Your task. Say how many lines of the listing below contain "warble", giving the number and nothing else.

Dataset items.

>> Begin

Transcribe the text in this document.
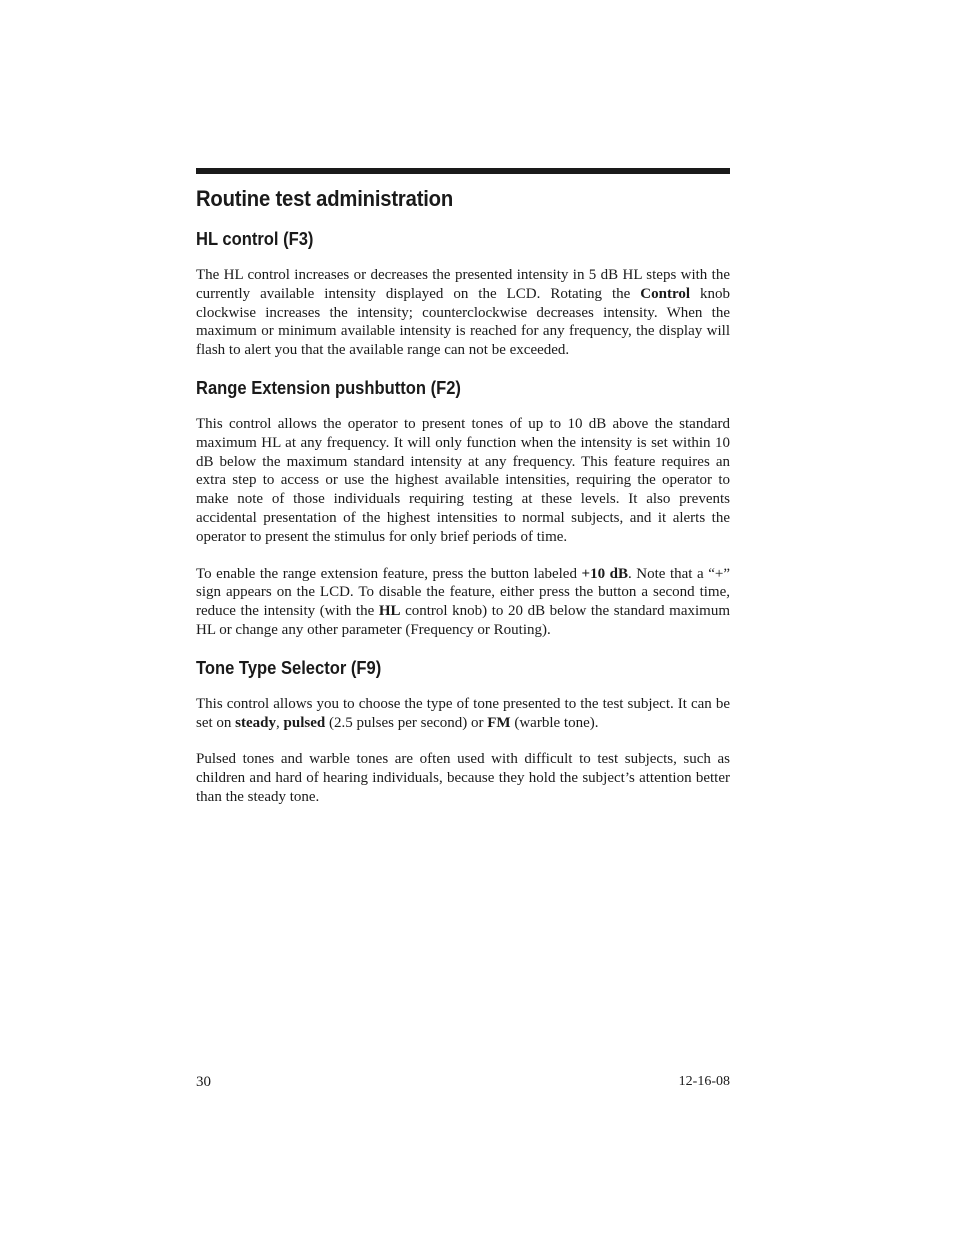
Routine test administration
HL control (F3)

The HL control increases or decreases the presented intensity in 5 dB HL steps with the currently available intensity displayed on the LCD. Rotating the Control knob clockwise increases the intensity; counterclockwise decreases intensity. When the maximum or minimum available intensity is reached for any frequency, the display will flash to alert you that the available range can not be exceeded.

Range Extension pushbutton (F2)

This control allows the operator to present tones of up to 10 dB above the standard maximum HL at any frequency. It will only function when the intensity is set within 10 dB below the maximum standard intensity at any frequency. This feature requires an extra step to access or use the highest available intensities, requiring the operator to make note of those individuals requiring testing at these levels. It also prevents accidental presentation of the highest intensities to normal subjects, and it alerts the operator to present the stimulus for only brief periods of time.

To enable the range extension feature, press the button labeled +10 dB. Note that a “+” sign appears on the LCD. To disable the feature, either press the button a second time, reduce the intensity (with the HL control knob) to 20 dB below the standard maximum HL or change any other parameter (Frequency or Routing).

Tone Type Selector (F9)

This control allows you to choose the type of tone presented to the test subject. It can be set on steady, pulsed (2.5 pulses per second) or FM (warble tone).

Pulsed tones and warble tones are often used with difficult to test subjects, such as children and hard of hearing individuals, because they hold the subject’s attention better than the steady tone.

30	12-16-08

>> End

Correct output. 2